[Dataset excerpts]
########################################

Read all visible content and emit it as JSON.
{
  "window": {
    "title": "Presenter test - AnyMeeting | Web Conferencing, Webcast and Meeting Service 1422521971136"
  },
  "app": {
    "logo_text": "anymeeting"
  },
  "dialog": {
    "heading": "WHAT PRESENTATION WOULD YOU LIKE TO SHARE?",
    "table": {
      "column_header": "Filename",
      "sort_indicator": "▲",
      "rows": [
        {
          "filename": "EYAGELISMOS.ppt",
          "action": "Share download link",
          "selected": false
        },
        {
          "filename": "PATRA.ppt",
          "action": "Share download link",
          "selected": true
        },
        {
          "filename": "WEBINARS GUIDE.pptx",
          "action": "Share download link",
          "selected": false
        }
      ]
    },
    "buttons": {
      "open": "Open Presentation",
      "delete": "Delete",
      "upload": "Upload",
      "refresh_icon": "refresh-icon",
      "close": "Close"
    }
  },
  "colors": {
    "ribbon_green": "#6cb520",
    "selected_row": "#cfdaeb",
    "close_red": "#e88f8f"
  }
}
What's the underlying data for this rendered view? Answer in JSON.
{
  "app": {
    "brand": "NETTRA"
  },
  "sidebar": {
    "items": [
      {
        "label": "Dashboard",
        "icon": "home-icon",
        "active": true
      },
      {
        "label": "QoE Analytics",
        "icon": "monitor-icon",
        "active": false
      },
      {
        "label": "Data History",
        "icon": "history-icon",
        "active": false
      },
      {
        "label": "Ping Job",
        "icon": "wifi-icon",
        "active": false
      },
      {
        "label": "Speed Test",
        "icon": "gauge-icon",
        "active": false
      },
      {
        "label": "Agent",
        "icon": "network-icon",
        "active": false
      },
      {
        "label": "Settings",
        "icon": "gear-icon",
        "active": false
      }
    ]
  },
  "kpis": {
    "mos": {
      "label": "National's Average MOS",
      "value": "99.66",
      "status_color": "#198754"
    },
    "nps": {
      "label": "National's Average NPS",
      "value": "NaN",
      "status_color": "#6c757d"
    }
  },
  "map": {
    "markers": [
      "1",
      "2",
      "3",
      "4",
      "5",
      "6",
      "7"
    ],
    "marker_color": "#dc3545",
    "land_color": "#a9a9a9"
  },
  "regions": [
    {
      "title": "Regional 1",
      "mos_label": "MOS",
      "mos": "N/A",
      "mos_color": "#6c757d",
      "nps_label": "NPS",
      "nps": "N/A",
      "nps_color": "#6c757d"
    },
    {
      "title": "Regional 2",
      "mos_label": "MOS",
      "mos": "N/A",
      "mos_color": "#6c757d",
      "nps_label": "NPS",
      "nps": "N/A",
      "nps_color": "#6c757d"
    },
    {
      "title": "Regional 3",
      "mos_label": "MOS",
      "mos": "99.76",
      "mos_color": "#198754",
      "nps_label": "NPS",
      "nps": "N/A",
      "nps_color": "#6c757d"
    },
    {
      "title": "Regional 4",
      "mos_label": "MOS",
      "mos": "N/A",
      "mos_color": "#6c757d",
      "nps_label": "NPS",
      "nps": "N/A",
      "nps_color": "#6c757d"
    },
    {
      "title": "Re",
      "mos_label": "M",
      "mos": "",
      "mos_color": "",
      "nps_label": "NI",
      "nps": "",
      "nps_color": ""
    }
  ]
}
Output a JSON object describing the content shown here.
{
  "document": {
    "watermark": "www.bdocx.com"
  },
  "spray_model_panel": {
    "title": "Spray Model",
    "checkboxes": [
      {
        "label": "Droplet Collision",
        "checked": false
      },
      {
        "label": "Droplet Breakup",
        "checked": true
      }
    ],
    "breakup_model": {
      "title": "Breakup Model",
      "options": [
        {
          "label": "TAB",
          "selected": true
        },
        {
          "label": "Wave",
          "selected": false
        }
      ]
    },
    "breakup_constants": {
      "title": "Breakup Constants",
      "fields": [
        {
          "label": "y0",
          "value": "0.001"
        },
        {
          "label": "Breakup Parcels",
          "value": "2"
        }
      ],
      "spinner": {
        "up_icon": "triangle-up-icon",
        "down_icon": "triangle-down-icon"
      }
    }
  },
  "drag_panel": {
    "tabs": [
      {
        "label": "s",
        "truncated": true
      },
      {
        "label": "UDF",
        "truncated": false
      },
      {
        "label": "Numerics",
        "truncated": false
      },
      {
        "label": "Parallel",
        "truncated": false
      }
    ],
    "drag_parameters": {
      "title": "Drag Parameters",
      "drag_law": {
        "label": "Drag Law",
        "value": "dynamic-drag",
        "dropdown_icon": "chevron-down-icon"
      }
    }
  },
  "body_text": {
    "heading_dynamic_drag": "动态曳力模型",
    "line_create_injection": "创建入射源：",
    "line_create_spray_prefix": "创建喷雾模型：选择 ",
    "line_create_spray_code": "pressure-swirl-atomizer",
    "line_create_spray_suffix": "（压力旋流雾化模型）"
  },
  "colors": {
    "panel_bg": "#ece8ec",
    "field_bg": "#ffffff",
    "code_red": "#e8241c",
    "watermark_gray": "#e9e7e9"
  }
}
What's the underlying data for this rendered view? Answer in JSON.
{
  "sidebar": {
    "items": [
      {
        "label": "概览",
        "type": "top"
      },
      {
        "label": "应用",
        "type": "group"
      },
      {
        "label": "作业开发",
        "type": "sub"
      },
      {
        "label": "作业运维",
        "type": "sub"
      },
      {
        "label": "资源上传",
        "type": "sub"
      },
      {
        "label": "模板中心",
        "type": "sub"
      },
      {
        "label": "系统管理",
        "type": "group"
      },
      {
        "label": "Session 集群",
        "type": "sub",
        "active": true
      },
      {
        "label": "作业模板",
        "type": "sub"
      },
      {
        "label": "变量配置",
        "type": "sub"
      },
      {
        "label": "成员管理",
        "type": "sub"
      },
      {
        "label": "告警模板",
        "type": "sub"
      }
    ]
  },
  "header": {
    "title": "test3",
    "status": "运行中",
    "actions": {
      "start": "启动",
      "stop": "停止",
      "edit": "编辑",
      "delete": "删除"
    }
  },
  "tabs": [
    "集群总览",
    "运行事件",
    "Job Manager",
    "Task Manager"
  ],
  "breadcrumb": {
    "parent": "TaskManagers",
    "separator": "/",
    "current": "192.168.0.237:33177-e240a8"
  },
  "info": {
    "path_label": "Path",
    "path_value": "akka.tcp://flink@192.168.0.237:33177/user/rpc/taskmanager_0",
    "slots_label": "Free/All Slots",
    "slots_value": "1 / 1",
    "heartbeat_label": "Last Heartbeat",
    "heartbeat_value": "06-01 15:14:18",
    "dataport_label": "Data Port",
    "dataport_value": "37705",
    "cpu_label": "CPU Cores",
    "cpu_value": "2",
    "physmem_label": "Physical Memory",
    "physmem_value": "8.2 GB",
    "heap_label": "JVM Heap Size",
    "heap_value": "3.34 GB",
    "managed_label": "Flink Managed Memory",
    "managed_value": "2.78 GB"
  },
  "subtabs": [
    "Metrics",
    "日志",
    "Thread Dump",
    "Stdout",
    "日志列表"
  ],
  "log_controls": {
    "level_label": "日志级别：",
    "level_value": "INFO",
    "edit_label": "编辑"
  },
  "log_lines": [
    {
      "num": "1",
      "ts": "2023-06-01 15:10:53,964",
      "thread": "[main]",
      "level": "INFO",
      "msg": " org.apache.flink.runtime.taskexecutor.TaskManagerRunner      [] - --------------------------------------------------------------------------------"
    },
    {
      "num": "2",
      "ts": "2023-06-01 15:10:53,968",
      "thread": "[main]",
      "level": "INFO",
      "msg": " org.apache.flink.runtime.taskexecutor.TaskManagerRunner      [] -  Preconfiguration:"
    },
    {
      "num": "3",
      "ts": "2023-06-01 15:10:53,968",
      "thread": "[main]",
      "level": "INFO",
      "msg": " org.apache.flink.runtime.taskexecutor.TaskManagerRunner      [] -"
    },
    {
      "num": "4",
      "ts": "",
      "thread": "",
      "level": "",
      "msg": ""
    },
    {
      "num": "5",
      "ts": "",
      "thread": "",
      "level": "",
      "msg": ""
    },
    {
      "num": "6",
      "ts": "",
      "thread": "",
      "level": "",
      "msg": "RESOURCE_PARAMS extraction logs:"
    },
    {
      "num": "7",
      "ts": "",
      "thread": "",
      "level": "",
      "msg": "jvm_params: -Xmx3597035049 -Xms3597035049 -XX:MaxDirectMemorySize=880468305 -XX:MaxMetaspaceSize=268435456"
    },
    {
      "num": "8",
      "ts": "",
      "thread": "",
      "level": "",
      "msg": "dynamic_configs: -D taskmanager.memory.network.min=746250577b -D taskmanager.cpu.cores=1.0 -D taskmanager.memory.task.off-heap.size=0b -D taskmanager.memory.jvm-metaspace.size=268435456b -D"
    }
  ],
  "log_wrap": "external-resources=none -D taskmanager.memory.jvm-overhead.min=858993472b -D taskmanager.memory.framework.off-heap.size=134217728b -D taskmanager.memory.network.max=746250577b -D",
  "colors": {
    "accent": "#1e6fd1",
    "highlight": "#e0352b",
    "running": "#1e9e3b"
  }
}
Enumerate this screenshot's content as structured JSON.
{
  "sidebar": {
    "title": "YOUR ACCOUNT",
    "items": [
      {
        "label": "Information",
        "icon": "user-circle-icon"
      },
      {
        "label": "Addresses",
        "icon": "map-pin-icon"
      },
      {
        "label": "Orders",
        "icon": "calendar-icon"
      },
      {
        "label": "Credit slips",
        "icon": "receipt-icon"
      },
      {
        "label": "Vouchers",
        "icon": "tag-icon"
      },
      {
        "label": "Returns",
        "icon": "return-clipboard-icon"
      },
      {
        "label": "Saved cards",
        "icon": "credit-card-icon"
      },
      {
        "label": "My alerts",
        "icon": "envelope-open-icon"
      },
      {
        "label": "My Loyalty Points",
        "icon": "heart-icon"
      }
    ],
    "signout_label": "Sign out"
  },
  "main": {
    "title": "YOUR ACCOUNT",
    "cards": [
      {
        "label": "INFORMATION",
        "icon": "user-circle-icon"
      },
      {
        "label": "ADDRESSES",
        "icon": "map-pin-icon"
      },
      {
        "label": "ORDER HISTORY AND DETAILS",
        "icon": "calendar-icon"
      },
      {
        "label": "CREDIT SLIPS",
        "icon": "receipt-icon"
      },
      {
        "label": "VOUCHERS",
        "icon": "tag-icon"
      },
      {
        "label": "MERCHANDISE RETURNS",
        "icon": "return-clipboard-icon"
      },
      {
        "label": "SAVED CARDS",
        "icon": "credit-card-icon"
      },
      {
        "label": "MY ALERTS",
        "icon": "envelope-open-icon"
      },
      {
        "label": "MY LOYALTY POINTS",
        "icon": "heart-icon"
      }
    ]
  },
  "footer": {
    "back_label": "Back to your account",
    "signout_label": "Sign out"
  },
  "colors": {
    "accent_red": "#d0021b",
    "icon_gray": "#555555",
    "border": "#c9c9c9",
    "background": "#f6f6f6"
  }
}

########################################

▸ What to produce
Using the entries above, return each line in which the word "Droplet" occurs.

▸ Output of the task
        "label": "Droplet Collision",
        "label": "Droplet Breakup",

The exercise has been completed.